▶ Stated problem
Print every entry word for word, but omit the pictures.

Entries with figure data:
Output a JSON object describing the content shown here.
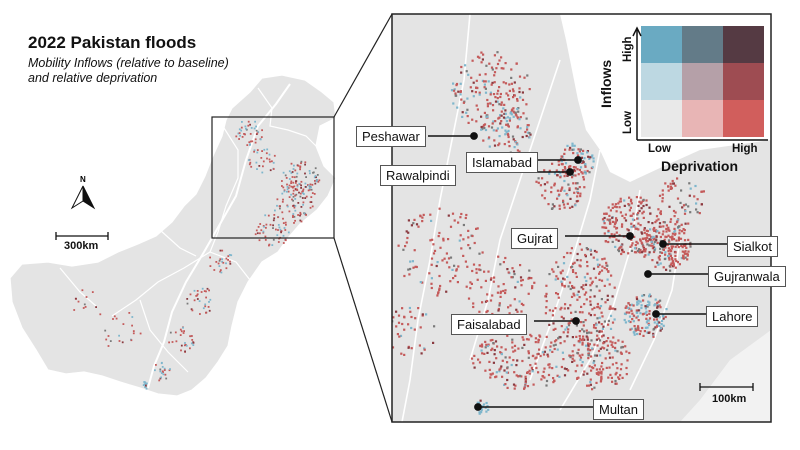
{
  "title": "2022 Pakistan floods",
  "subtitle_line1": "Mobility Inflows (relative to baseline)",
  "subtitle_line2": "and relative deprivation",
  "north_letter": "N",
  "scale_national": "300km",
  "scale_inset": "100km",
  "cities": [
    {
      "name": "Peshawar"
    },
    {
      "name": "Islamabad"
    },
    {
      "name": "Rawalpindi"
    },
    {
      "name": "Gujrat"
    },
    {
      "name": "Sialkot"
    },
    {
      "name": "Gujranwala"
    },
    {
      "name": "Faisalabad"
    },
    {
      "name": "Lahore"
    },
    {
      "name": "Multan"
    }
  ],
  "legend": {
    "y_title": "Inflows",
    "x_title": "Deprivation",
    "y_high": "High",
    "y_low": "Low",
    "x_low": "Low",
    "x_high": "High",
    "colors": [
      [
        "#6aaac2",
        "#637b88",
        "#553a43"
      ],
      [
        "#bdd8e2",
        "#b5a0a8",
        "#9e4c52"
      ],
      [
        "#e9e9e9",
        "#e8b5b5",
        "#d15e5c"
      ]
    ]
  },
  "colors": {
    "land": "#e4e4e4",
    "border": "#ffffff",
    "river": "#ffffff",
    "frame": "#222222",
    "blue": "#7eb6cc",
    "red": "#c45a5a",
    "darkred": "#8a3a40",
    "grey": "#7a7a7a"
  }
}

▶ Answer to the problem
Output a JSON object describing the content shown here.
{
  "title": "2022 Pakistan floods",
  "subtitle_line1": "Mobility Inflows (relative to baseline)",
  "subtitle_line2": "and relative deprivation",
  "north_letter": "N",
  "scale_national": "300km",
  "scale_inset": "100km",
  "cities": [
    {
      "name": "Peshawar"
    },
    {
      "name": "Islamabad"
    },
    {
      "name": "Rawalpindi"
    },
    {
      "name": "Gujrat"
    },
    {
      "name": "Sialkot"
    },
    {
      "name": "Gujranwala"
    },
    {
      "name": "Faisalabad"
    },
    {
      "name": "Lahore"
    },
    {
      "name": "Multan"
    }
  ],
  "legend": {
    "y_title": "Inflows",
    "x_title": "Deprivation",
    "y_high": "High",
    "y_low": "Low",
    "x_low": "Low",
    "x_high": "High",
    "colors": [
      [
        "#6aaac2",
        "#637b88",
        "#553a43"
      ],
      [
        "#bdd8e2",
        "#b5a0a8",
        "#9e4c52"
      ],
      [
        "#e9e9e9",
        "#e8b5b5",
        "#d15e5c"
      ]
    ]
  },
  "colors": {
    "land": "#e4e4e4",
    "border": "#ffffff",
    "river": "#ffffff",
    "frame": "#222222",
    "blue": "#7eb6cc",
    "red": "#c45a5a",
    "darkred": "#8a3a40",
    "grey": "#7a7a7a"
  }
}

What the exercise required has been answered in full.